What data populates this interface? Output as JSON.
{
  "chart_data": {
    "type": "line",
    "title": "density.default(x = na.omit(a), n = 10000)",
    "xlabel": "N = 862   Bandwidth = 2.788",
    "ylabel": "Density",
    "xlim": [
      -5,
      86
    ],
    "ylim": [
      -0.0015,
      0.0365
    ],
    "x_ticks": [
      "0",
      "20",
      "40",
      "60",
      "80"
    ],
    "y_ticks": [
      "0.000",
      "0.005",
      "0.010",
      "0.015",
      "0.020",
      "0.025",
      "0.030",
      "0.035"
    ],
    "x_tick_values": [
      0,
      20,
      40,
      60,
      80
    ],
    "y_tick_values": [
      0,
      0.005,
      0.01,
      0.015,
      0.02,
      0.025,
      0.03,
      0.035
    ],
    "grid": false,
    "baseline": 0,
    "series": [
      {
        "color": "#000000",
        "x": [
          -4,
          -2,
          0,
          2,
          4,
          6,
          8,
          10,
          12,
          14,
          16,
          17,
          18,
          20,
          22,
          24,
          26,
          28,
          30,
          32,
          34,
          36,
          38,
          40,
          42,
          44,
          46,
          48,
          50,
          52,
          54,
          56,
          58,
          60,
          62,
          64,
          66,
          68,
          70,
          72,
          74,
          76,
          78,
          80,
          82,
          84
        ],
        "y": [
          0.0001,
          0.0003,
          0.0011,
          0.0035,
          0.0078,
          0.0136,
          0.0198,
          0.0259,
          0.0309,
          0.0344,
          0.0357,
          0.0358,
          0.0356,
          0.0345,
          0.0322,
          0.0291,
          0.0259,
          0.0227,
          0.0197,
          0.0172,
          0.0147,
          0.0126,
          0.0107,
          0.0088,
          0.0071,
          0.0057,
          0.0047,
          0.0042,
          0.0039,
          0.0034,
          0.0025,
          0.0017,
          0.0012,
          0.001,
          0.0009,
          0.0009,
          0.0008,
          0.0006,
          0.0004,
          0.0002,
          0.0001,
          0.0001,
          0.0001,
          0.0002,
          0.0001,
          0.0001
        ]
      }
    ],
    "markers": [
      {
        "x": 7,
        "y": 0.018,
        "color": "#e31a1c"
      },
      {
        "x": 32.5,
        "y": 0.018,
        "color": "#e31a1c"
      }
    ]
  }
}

What is being asked:
Reproduce all of the entries word for word.

Correct response:
What data populates this interface? Output as JSON.
{
  "chart_data": {
    "type": "line",
    "title": "density.default(x = na.omit(a), n = 10000)",
    "xlabel": "N = 862   Bandwidth = 2.788",
    "ylabel": "Density",
    "xlim": [
      -5,
      86
    ],
    "ylim": [
      -0.0015,
      0.0365
    ],
    "x_ticks": [
      "0",
      "20",
      "40",
      "60",
      "80"
    ],
    "y_ticks": [
      "0.000",
      "0.005",
      "0.010",
      "0.015",
      "0.020",
      "0.025",
      "0.030",
      "0.035"
    ],
    "x_tick_values": [
      0,
      20,
      40,
      60,
      80
    ],
    "y_tick_values": [
      0,
      0.005,
      0.01,
      0.015,
      0.02,
      0.025,
      0.03,
      0.035
    ],
    "grid": false,
    "baseline": 0,
    "series": [
      {
        "color": "#000000",
        "x": [
          -4,
          -2,
          0,
          2,
          4,
          6,
          8,
          10,
          12,
          14,
          16,
          17,
          18,
          20,
          22,
          24,
          26,
          28,
          30,
          32,
          34,
          36,
          38,
          40,
          42,
          44,
          46,
          48,
          50,
          52,
          54,
          56,
          58,
          60,
          62,
          64,
          66,
          68,
          70,
          72,
          74,
          76,
          78,
          80,
          82,
          84
        ],
        "y": [
          0.0001,
          0.0003,
          0.0011,
          0.0035,
          0.0078,
          0.0136,
          0.0198,
          0.0259,
          0.0309,
          0.0344,
          0.0357,
          0.0358,
          0.0356,
          0.0345,
          0.0322,
          0.0291,
          0.0259,
          0.0227,
          0.0197,
          0.0172,
          0.0147,
          0.0126,
          0.0107,
          0.0088,
          0.0071,
          0.0057,
          0.0047,
          0.0042,
          0.0039,
          0.0034,
          0.0025,
          0.0017,
          0.0012,
          0.001,
          0.0009,
          0.0009,
          0.0008,
          0.0006,
          0.0004,
          0.0002,
          0.0001,
          0.0001,
          0.0001,
          0.0002,
          0.0001,
          0.0001
        ]
      }
    ],
    "markers": [
      {
        "x": 7,
        "y": 0.018,
        "color": "#e31a1c"
      },
      {
        "x": 32.5,
        "y": 0.018,
        "color": "#e31a1c"
      }
    ]
  }
}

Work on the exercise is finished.